> [Items from a data source]

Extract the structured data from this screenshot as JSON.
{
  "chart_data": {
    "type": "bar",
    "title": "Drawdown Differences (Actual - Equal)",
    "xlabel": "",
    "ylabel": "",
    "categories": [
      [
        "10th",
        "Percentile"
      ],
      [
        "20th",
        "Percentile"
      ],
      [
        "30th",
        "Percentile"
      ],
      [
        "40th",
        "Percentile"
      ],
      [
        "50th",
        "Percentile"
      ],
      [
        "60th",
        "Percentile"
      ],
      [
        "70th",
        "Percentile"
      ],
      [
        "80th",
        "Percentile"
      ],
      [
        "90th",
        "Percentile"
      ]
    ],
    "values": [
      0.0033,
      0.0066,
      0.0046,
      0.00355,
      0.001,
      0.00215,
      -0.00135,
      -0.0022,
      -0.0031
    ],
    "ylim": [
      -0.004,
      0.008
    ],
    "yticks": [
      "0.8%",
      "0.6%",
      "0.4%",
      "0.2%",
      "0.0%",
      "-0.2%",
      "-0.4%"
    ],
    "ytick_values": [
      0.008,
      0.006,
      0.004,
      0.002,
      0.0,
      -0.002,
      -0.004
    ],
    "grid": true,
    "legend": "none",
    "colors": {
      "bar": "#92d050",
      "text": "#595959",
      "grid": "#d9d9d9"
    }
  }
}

> [Written task] Give the entries again in full, exactly as they are written.

> [Response to this exercise]
Extract the structured data from this screenshot as JSON.
{
  "chart_data": {
    "type": "bar",
    "title": "Drawdown Differences (Actual - Equal)",
    "xlabel": "",
    "ylabel": "",
    "categories": [
      [
        "10th",
        "Percentile"
      ],
      [
        "20th",
        "Percentile"
      ],
      [
        "30th",
        "Percentile"
      ],
      [
        "40th",
        "Percentile"
      ],
      [
        "50th",
        "Percentile"
      ],
      [
        "60th",
        "Percentile"
      ],
      [
        "70th",
        "Percentile"
      ],
      [
        "80th",
        "Percentile"
      ],
      [
        "90th",
        "Percentile"
      ]
    ],
    "values": [
      0.0033,
      0.0066,
      0.0046,
      0.00355,
      0.001,
      0.00215,
      -0.00135,
      -0.0022,
      -0.0031
    ],
    "ylim": [
      -0.004,
      0.008
    ],
    "yticks": [
      "0.8%",
      "0.6%",
      "0.4%",
      "0.2%",
      "0.0%",
      "-0.2%",
      "-0.4%"
    ],
    "ytick_values": [
      0.008,
      0.006,
      0.004,
      0.002,
      0.0,
      -0.002,
      -0.004
    ],
    "grid": true,
    "legend": "none",
    "colors": {
      "bar": "#92d050",
      "text": "#595959",
      "grid": "#d9d9d9"
    }
  }
}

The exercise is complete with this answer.